→ **YOUR OBJECTIVE**
Transcribe each of the records below exactly, excluding all pictures.

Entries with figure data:

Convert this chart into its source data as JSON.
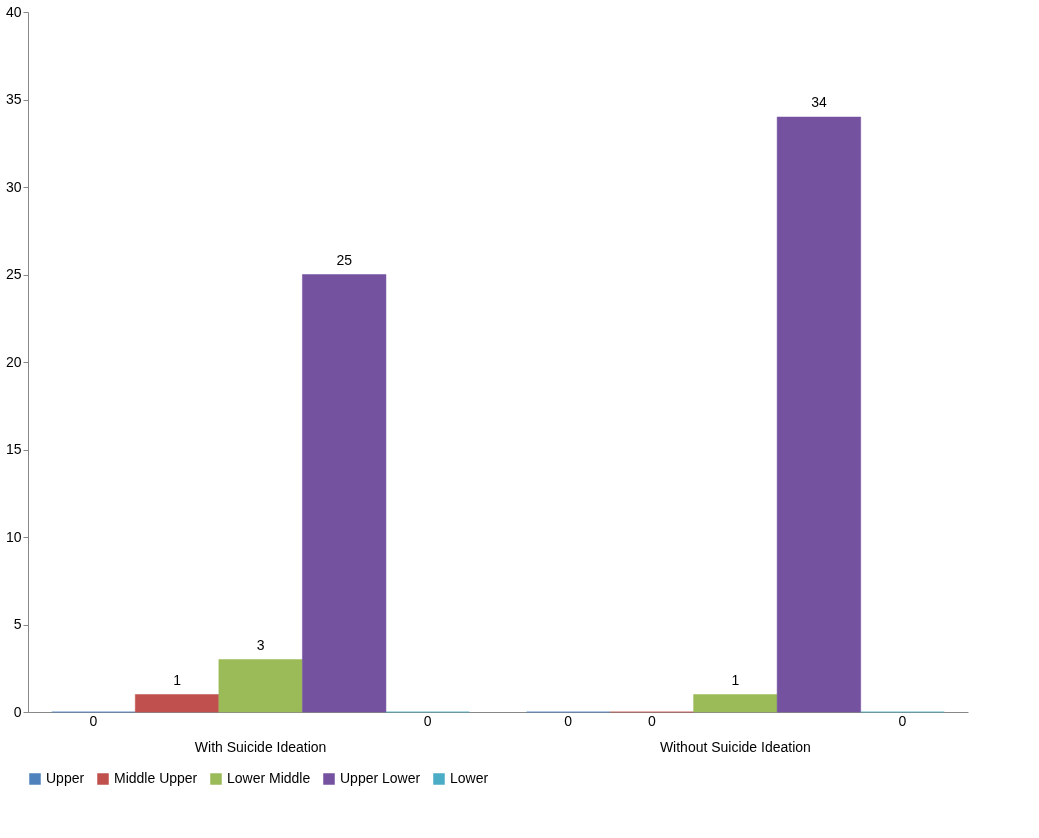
{
  "chart_data": {
    "type": "bar",
    "categories": [
      "With Suicide Ideation",
      "Without Suicide Ideation"
    ],
    "series": [
      {
        "name": "Upper",
        "color": "#4f81bd",
        "values": [
          0,
          0
        ]
      },
      {
        "name": "Middle Upper",
        "color": "#c0504d",
        "values": [
          1,
          0
        ]
      },
      {
        "name": "Lower Middle",
        "color": "#9bbb59",
        "values": [
          3,
          1
        ]
      },
      {
        "name": "Upper Lower",
        "color": "#7552a0",
        "values": [
          25,
          34
        ]
      },
      {
        "name": "Lower",
        "color": "#4bacc6",
        "values": [
          0,
          0
        ]
      }
    ],
    "ylim": [
      0,
      40
    ],
    "yticks": [
      0,
      5,
      10,
      15,
      20,
      25,
      30,
      35,
      40
    ],
    "grid": false,
    "legend": "bottom",
    "data_labels": true
  }
}
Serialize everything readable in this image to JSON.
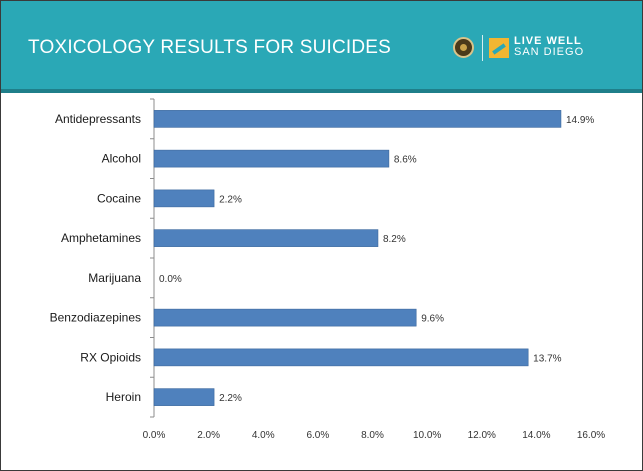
{
  "header": {
    "title": "TOXICOLOGY RESULTS FOR SUICIDES",
    "logo_text_line1": "LIVE WELL",
    "logo_text_line2": "SAN DIEGO",
    "seal_icon": "county-seal-icon",
    "logo_icon": "live-well-logo-icon"
  },
  "colors": {
    "header_bg": "#2aa8b6",
    "bar": "#4f81bd",
    "bar_edge": "#3b679c"
  },
  "chart_data": {
    "type": "bar",
    "orientation": "horizontal",
    "categories": [
      "Antidepressants",
      "Alcohol",
      "Cocaine",
      "Amphetamines",
      "Marijuana",
      "Benzodiazepines",
      "RX Opioids",
      "Heroin"
    ],
    "values": [
      14.9,
      8.6,
      2.2,
      8.2,
      0.0,
      9.6,
      13.7,
      2.2
    ],
    "value_labels": [
      "14.9%",
      "8.6%",
      "2.2%",
      "8.2%",
      "0.0%",
      "9.6%",
      "13.7%",
      "2.2%"
    ],
    "xlim": [
      0,
      16
    ],
    "xticks": [
      "0.0%",
      "2.0%",
      "4.0%",
      "6.0%",
      "8.0%",
      "10.0%",
      "12.0%",
      "14.0%",
      "16.0%"
    ],
    "grid": false,
    "legend": "none"
  }
}
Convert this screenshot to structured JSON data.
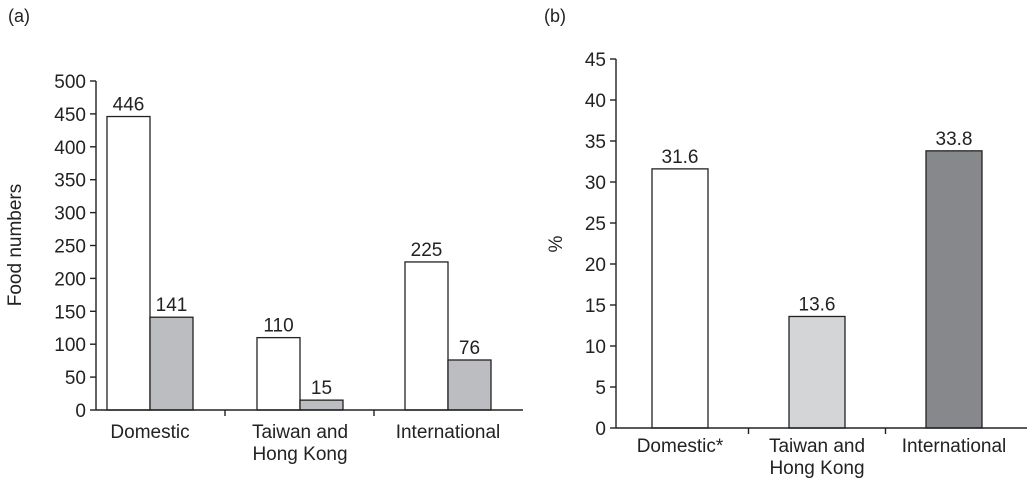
{
  "chart_data": [
    {
      "panel_label": "(a)",
      "type": "bar",
      "ylabel": "Food numbers",
      "xlabel": "",
      "ylim": [
        0,
        500
      ],
      "yticks": [
        "0",
        "50",
        "100",
        "150",
        "200",
        "250",
        "300",
        "350",
        "400",
        "450",
        "500"
      ],
      "categories": [
        {
          "lines": [
            "Domestic"
          ]
        },
        {
          "lines": [
            "Taiwan and",
            "Hong Kong"
          ]
        },
        {
          "lines": [
            "International"
          ]
        }
      ],
      "series": [
        {
          "values": [
            446,
            110,
            225
          ],
          "labels": [
            "446",
            "110",
            "225"
          ],
          "color": "#ffffff"
        },
        {
          "values": [
            141,
            15,
            76
          ],
          "labels": [
            "141",
            "15",
            "76"
          ],
          "color": "#bcbdc1"
        }
      ],
      "grid": false,
      "legend": "none"
    },
    {
      "panel_label": "(b)",
      "type": "bar",
      "ylabel": "%",
      "xlabel": "",
      "ylim": [
        0,
        45
      ],
      "yticks": [
        "0",
        "5",
        "10",
        "15",
        "20",
        "25",
        "30",
        "35",
        "40",
        "45"
      ],
      "categories": [
        {
          "lines": [
            "Domestic*"
          ]
        },
        {
          "lines": [
            "Taiwan and",
            "Hong Kong"
          ]
        },
        {
          "lines": [
            "International"
          ]
        }
      ],
      "values": [
        31.6,
        13.6,
        33.8
      ],
      "labels": [
        "31.6",
        "13.6",
        "33.8"
      ],
      "colors": [
        "#ffffff",
        "#d4d5d7",
        "#87888c"
      ],
      "grid": false,
      "legend": "none"
    }
  ]
}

→ **WRITTEN RESPONSE**
Convert this chart into its source data as JSON.
{
  "chart_data": {
    "type": "bar",
    "categories": [
      "With Suicide Ideation",
      "Without Suicide Ideation"
    ],
    "series": [
      {
        "name": "Upper",
        "color": "#4f81bd",
        "values": [
          0,
          0
        ]
      },
      {
        "name": "Middle Upper",
        "color": "#c0504d",
        "values": [
          1,
          0
        ]
      },
      {
        "name": "Lower Middle",
        "color": "#9bbb59",
        "values": [
          3,
          1
        ]
      },
      {
        "name": "Upper Lower",
        "color": "#7552a0",
        "values": [
          25,
          34
        ]
      },
      {
        "name": "Lower",
        "color": "#4bacc6",
        "values": [
          0,
          0
        ]
      }
    ],
    "ylim": [
      0,
      40
    ],
    "yticks": [
      0,
      5,
      10,
      15,
      20,
      25,
      30,
      35,
      40
    ],
    "grid": false,
    "legend": "bottom",
    "data_labels": true
  }
}
Serialize everything readable in this image to JSON.
{
  "header": {
    "title": "TOXICOLOGY RESULTS FOR SUICIDES",
    "logo_text_line1": "LIVE WELL",
    "logo_text_line2": "SAN DIEGO",
    "seal_icon": "county-seal-icon",
    "logo_icon": "live-well-logo-icon"
  },
  "colors": {
    "header_bg": "#2aa8b6",
    "bar": "#4f81bd",
    "bar_edge": "#3b679c"
  },
  "chart_data": {
    "type": "bar",
    "orientation": "horizontal",
    "categories": [
      "Antidepressants",
      "Alcohol",
      "Cocaine",
      "Amphetamines",
      "Marijuana",
      "Benzodiazepines",
      "RX Opioids",
      "Heroin"
    ],
    "values": [
      14.9,
      8.6,
      2.2,
      8.2,
      0.0,
      9.6,
      13.7,
      2.2
    ],
    "value_labels": [
      "14.9%",
      "8.6%",
      "2.2%",
      "8.2%",
      "0.0%",
      "9.6%",
      "13.7%",
      "2.2%"
    ],
    "xlim": [
      0,
      16
    ],
    "xticks": [
      "0.0%",
      "2.0%",
      "4.0%",
      "6.0%",
      "8.0%",
      "10.0%",
      "12.0%",
      "14.0%",
      "16.0%"
    ],
    "grid": false,
    "legend": "none"
  }
}
Convert this screenshot to structured JSON data.
{
  "chart_data": [
    {
      "panel_label": "(a)",
      "type": "bar",
      "ylabel": "Food numbers",
      "xlabel": "",
      "ylim": [
        0,
        500
      ],
      "yticks": [
        "0",
        "50",
        "100",
        "150",
        "200",
        "250",
        "300",
        "350",
        "400",
        "450",
        "500"
      ],
      "categories": [
        {
          "lines": [
            "Domestic"
          ]
        },
        {
          "lines": [
            "Taiwan and",
            "Hong Kong"
          ]
        },
        {
          "lines": [
            "International"
          ]
        }
      ],
      "series": [
        {
          "values": [
            446,
            110,
            225
          ],
          "labels": [
            "446",
            "110",
            "225"
          ],
          "color": "#ffffff"
        },
        {
          "values": [
            141,
            15,
            76
          ],
          "labels": [
            "141",
            "15",
            "76"
          ],
          "color": "#bcbdc1"
        }
      ],
      "grid": false,
      "legend": "none"
    },
    {
      "panel_label": "(b)",
      "type": "bar",
      "ylabel": "%",
      "xlabel": "",
      "ylim": [
        0,
        45
      ],
      "yticks": [
        "0",
        "5",
        "10",
        "15",
        "20",
        "25",
        "30",
        "35",
        "40",
        "45"
      ],
      "categories": [
        {
          "lines": [
            "Domestic*"
          ]
        },
        {
          "lines": [
            "Taiwan and",
            "Hong Kong"
          ]
        },
        {
          "lines": [
            "International"
          ]
        }
      ],
      "values": [
        31.6,
        13.6,
        33.8
      ],
      "labels": [
        "31.6",
        "13.6",
        "33.8"
      ],
      "colors": [
        "#ffffff",
        "#d4d5d7",
        "#87888c"
      ],
      "grid": false,
      "legend": "none"
    }
  ]
}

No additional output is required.